Repeat the material in full. Keep every line exactly as it is.
>> BEGIN Data to use
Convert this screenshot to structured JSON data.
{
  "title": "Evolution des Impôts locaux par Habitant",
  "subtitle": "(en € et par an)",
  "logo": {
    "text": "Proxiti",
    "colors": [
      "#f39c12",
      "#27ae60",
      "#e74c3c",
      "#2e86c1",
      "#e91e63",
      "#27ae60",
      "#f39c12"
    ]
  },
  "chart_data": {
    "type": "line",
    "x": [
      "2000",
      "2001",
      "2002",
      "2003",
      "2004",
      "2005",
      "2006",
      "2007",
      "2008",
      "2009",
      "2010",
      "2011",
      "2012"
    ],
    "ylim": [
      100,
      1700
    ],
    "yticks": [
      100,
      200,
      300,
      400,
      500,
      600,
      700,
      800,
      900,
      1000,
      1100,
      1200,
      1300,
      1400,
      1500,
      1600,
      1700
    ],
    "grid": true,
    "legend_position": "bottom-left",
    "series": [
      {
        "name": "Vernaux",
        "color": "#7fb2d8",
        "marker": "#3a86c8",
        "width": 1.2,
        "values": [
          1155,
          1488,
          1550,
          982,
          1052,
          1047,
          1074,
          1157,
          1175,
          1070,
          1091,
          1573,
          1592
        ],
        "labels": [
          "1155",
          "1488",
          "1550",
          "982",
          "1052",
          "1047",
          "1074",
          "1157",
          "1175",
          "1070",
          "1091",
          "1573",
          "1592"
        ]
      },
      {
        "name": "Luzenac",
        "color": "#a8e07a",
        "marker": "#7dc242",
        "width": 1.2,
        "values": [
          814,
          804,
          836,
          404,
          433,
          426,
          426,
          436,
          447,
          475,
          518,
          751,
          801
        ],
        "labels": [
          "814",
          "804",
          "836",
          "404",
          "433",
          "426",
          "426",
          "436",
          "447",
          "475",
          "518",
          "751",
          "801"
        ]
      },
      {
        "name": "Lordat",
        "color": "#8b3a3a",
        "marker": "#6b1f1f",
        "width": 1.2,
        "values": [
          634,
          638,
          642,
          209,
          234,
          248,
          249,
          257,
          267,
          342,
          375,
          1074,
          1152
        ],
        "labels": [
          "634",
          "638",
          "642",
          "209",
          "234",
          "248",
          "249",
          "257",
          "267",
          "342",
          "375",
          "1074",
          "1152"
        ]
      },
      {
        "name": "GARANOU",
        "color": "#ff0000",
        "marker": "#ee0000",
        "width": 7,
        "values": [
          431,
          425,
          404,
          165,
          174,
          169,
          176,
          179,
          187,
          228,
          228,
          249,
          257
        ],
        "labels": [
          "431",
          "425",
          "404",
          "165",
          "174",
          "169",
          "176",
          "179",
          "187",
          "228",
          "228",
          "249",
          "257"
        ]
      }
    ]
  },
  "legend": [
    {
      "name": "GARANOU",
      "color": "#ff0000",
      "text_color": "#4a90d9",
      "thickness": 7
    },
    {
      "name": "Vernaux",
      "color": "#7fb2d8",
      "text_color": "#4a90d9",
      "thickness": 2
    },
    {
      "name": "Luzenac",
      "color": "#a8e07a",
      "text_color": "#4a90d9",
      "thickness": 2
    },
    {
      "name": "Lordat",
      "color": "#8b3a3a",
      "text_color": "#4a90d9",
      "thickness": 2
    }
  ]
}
>> END Data to use
Solution for this problem —
Convert this screenshot to structured JSON data.
{
  "title": "Evolution des Impôts locaux par Habitant",
  "subtitle": "(en € et par an)",
  "logo": {
    "text": "Proxiti",
    "colors": [
      "#f39c12",
      "#27ae60",
      "#e74c3c",
      "#2e86c1",
      "#e91e63",
      "#27ae60",
      "#f39c12"
    ]
  },
  "chart_data": {
    "type": "line",
    "x": [
      "2000",
      "2001",
      "2002",
      "2003",
      "2004",
      "2005",
      "2006",
      "2007",
      "2008",
      "2009",
      "2010",
      "2011",
      "2012"
    ],
    "ylim": [
      100,
      1700
    ],
    "yticks": [
      100,
      200,
      300,
      400,
      500,
      600,
      700,
      800,
      900,
      1000,
      1100,
      1200,
      1300,
      1400,
      1500,
      1600,
      1700
    ],
    "grid": true,
    "legend_position": "bottom-left",
    "series": [
      {
        "name": "Vernaux",
        "color": "#7fb2d8",
        "marker": "#3a86c8",
        "width": 1.2,
        "values": [
          1155,
          1488,
          1550,
          982,
          1052,
          1047,
          1074,
          1157,
          1175,
          1070,
          1091,
          1573,
          1592
        ],
        "labels": [
          "1155",
          "1488",
          "1550",
          "982",
          "1052",
          "1047",
          "1074",
          "1157",
          "1175",
          "1070",
          "1091",
          "1573",
          "1592"
        ]
      },
      {
        "name": "Luzenac",
        "color": "#a8e07a",
        "marker": "#7dc242",
        "width": 1.2,
        "values": [
          814,
          804,
          836,
          404,
          433,
          426,
          426,
          436,
          447,
          475,
          518,
          751,
          801
        ],
        "labels": [
          "814",
          "804",
          "836",
          "404",
          "433",
          "426",
          "426",
          "436",
          "447",
          "475",
          "518",
          "751",
          "801"
        ]
      },
      {
        "name": "Lordat",
        "color": "#8b3a3a",
        "marker": "#6b1f1f",
        "width": 1.2,
        "values": [
          634,
          638,
          642,
          209,
          234,
          248,
          249,
          257,
          267,
          342,
          375,
          1074,
          1152
        ],
        "labels": [
          "634",
          "638",
          "642",
          "209",
          "234",
          "248",
          "249",
          "257",
          "267",
          "342",
          "375",
          "1074",
          "1152"
        ]
      },
      {
        "name": "GARANOU",
        "color": "#ff0000",
        "marker": "#ee0000",
        "width": 7,
        "values": [
          431,
          425,
          404,
          165,
          174,
          169,
          176,
          179,
          187,
          228,
          228,
          249,
          257
        ],
        "labels": [
          "431",
          "425",
          "404",
          "165",
          "174",
          "169",
          "176",
          "179",
          "187",
          "228",
          "228",
          "249",
          "257"
        ]
      }
    ]
  },
  "legend": [
    {
      "name": "GARANOU",
      "color": "#ff0000",
      "text_color": "#4a90d9",
      "thickness": 7
    },
    {
      "name": "Vernaux",
      "color": "#7fb2d8",
      "text_color": "#4a90d9",
      "thickness": 2
    },
    {
      "name": "Luzenac",
      "color": "#a8e07a",
      "text_color": "#4a90d9",
      "thickness": 2
    },
    {
      "name": "Lordat",
      "color": "#8b3a3a",
      "text_color": "#4a90d9",
      "thickness": 2
    }
  ]
}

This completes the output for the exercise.